Direction:
Below are the records. Gather each line that holds "分子大道".

[Dataset entries]

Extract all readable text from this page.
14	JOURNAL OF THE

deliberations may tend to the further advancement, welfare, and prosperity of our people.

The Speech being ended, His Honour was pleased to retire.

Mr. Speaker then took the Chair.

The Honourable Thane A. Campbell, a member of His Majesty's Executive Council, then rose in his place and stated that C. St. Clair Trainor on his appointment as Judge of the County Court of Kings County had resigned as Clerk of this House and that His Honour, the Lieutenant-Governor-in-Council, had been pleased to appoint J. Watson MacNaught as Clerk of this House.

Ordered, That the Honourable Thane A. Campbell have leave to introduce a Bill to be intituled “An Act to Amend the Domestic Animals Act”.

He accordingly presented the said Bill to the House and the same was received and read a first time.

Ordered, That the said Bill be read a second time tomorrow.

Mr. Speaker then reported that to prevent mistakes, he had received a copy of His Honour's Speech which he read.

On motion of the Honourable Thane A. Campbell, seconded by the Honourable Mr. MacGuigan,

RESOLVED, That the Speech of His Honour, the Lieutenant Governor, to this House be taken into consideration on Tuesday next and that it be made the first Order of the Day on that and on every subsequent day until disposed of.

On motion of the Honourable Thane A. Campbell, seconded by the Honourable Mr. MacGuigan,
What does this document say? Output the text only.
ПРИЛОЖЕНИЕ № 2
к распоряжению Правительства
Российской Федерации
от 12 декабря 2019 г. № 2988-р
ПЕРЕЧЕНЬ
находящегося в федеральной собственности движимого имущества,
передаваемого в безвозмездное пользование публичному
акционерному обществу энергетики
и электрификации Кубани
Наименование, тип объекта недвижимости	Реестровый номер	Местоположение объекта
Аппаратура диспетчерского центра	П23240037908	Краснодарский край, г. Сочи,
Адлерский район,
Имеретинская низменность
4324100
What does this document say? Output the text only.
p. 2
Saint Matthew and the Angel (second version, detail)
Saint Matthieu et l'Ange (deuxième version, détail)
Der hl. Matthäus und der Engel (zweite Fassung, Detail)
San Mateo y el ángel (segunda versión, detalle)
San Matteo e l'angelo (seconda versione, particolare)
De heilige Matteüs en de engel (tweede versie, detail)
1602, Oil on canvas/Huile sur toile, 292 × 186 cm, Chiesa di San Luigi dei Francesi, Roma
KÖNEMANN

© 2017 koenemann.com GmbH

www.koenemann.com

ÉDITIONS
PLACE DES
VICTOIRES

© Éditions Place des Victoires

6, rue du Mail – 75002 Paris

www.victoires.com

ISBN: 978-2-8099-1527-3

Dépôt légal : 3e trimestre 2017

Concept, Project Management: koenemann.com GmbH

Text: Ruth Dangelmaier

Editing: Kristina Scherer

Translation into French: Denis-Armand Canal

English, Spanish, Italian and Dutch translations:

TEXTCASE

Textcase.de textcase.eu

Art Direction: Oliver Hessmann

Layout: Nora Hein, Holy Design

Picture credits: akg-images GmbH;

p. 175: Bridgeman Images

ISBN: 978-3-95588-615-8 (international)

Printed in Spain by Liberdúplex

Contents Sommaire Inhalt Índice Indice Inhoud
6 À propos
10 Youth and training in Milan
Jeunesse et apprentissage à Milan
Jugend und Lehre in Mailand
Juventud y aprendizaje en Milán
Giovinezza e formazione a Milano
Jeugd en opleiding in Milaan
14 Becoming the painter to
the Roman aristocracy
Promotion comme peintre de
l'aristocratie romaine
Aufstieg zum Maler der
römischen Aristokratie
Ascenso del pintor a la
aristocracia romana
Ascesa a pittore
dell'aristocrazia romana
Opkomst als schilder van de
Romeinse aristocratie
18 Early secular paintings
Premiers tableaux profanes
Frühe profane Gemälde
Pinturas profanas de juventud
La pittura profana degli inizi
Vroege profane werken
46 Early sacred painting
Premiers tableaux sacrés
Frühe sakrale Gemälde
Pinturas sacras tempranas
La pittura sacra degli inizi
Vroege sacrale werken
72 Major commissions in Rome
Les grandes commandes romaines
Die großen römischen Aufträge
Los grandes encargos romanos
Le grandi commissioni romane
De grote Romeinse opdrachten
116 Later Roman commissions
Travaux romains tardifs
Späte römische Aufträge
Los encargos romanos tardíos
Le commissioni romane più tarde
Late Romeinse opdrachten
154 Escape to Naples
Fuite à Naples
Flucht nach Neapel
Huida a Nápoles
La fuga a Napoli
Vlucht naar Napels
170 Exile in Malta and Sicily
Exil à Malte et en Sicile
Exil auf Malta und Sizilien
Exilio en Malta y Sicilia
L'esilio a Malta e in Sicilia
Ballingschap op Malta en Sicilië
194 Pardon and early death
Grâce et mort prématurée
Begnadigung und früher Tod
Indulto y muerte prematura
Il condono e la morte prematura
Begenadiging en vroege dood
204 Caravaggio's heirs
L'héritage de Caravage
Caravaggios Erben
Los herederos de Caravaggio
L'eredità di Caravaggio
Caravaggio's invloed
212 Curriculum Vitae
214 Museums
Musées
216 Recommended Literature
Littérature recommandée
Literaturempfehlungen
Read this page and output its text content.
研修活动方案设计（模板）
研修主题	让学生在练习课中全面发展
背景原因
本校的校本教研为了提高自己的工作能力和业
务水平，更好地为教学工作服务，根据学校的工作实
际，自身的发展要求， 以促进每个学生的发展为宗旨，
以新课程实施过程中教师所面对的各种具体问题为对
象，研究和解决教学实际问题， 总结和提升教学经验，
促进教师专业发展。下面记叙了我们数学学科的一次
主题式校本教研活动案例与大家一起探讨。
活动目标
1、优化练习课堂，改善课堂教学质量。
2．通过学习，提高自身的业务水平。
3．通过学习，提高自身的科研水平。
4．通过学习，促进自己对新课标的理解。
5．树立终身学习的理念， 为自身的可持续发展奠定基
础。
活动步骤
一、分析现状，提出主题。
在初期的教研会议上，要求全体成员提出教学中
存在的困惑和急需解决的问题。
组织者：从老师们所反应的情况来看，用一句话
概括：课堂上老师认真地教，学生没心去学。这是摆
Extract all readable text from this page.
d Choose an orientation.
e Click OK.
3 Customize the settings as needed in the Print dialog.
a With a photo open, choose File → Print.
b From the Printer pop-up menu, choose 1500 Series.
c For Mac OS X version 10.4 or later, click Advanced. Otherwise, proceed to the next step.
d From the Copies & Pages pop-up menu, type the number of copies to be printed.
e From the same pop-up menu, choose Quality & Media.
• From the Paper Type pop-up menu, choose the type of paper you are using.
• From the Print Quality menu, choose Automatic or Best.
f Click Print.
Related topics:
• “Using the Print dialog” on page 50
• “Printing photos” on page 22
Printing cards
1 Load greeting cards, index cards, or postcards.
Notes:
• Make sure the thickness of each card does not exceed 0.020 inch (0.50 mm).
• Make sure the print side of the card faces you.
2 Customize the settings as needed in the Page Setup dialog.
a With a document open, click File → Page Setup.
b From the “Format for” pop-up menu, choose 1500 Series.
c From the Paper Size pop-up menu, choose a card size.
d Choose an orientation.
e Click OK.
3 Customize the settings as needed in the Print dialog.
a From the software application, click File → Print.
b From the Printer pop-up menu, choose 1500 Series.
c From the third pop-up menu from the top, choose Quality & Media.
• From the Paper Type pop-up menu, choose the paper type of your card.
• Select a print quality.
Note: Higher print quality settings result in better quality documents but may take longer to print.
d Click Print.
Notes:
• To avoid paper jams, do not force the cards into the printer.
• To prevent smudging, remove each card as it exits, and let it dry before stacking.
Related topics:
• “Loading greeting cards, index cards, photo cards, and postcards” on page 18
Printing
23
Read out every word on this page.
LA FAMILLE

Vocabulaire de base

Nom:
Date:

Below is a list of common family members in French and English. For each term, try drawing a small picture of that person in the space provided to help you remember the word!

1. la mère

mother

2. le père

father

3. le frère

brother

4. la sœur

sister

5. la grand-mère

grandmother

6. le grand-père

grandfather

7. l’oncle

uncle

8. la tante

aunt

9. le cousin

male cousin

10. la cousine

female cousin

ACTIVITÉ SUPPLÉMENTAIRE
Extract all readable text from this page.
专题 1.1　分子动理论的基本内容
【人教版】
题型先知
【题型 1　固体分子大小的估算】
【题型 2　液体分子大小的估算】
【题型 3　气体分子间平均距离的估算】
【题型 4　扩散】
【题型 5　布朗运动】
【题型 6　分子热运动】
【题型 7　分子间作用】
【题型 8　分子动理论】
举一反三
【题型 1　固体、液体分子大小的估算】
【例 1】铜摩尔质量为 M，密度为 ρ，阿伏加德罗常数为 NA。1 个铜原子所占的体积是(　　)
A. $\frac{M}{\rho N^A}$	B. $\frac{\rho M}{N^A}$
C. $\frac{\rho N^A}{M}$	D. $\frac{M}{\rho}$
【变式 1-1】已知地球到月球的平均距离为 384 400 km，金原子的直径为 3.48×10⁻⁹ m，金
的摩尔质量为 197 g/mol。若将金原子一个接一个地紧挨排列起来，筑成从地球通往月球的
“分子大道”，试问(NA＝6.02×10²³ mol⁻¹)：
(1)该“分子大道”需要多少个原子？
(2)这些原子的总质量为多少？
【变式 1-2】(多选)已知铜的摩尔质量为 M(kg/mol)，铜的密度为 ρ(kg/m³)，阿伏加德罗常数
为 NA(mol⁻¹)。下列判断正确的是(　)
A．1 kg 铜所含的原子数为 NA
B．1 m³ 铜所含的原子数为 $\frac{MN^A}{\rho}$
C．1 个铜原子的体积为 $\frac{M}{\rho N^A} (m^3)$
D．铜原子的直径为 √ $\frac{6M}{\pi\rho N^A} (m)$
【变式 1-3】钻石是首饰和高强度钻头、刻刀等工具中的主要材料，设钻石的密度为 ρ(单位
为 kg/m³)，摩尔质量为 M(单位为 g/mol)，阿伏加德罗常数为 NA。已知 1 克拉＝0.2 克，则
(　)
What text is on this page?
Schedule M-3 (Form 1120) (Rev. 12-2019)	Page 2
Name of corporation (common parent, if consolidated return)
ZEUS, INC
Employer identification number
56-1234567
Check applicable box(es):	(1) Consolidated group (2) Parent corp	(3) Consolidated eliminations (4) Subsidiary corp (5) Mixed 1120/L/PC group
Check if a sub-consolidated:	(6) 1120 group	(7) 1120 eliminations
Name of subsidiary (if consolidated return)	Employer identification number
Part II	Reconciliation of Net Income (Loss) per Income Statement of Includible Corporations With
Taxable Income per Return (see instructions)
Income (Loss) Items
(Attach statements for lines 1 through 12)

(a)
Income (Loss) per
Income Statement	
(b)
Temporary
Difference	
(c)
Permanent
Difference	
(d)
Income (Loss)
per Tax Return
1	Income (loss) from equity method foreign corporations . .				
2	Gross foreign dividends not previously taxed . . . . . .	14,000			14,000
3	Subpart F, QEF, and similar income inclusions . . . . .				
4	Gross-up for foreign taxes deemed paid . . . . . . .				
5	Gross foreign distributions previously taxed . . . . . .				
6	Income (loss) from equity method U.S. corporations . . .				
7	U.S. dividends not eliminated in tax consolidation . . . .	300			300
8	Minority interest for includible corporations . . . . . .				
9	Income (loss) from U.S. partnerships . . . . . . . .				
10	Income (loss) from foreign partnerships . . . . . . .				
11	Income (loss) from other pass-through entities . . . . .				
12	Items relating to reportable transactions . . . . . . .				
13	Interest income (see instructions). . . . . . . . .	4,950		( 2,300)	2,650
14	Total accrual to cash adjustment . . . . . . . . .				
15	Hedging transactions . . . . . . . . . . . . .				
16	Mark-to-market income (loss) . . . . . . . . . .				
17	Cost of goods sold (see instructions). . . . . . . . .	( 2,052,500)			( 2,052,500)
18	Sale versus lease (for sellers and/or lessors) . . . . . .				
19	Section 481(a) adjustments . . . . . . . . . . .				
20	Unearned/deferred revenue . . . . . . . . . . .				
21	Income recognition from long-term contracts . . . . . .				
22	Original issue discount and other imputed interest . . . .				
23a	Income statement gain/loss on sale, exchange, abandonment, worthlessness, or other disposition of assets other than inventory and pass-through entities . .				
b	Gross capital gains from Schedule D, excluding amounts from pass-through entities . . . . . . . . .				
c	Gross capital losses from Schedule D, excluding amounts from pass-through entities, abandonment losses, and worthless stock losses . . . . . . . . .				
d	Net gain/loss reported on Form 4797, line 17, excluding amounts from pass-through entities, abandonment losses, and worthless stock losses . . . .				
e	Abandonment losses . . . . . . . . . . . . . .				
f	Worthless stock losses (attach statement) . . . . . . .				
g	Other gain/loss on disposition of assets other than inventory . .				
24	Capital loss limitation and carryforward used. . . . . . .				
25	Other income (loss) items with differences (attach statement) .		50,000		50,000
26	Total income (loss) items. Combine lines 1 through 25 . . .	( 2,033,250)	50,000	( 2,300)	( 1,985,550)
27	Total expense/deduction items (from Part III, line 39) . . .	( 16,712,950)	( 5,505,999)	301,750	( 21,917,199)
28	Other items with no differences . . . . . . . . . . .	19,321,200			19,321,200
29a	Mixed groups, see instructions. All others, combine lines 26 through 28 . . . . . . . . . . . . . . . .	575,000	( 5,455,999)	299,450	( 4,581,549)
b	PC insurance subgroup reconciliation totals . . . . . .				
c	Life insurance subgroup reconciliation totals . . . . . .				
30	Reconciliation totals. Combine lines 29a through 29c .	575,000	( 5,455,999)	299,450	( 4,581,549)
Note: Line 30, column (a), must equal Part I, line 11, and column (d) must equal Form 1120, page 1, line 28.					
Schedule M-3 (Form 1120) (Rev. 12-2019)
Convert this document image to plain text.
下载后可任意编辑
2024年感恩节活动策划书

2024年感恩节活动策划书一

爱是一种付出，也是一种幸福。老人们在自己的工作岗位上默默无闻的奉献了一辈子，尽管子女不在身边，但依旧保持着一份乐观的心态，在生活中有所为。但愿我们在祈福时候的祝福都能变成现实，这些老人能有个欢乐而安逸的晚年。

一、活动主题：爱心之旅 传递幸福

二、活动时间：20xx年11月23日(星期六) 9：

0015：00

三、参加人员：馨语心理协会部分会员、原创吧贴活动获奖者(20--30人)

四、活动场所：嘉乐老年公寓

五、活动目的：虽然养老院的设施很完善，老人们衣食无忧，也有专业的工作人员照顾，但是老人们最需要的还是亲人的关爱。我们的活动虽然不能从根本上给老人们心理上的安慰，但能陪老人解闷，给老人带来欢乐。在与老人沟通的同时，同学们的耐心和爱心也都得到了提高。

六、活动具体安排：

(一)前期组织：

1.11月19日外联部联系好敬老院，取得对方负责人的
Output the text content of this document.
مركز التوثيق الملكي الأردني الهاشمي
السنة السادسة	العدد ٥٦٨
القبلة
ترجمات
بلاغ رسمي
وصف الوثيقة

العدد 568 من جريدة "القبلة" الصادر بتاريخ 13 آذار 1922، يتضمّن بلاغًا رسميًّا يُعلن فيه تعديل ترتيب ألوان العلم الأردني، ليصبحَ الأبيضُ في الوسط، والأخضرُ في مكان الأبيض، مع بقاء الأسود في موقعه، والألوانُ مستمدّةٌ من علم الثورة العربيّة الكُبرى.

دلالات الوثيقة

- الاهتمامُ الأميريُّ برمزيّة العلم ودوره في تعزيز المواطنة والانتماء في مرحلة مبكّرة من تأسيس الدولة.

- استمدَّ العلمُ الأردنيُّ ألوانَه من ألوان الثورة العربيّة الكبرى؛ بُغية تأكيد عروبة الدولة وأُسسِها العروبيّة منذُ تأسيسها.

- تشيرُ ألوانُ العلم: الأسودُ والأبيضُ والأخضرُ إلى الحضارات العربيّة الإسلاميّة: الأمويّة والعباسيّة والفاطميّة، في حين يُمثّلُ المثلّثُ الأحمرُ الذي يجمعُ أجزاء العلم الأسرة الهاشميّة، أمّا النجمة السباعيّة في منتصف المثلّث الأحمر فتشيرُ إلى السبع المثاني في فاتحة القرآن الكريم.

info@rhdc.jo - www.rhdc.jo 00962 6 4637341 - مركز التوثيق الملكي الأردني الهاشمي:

Answer for this exercise:
“分子大道”，试问(NA＝6.02×10²³ mol⁻¹)：
(1)该“分子大道”需要多少个原子？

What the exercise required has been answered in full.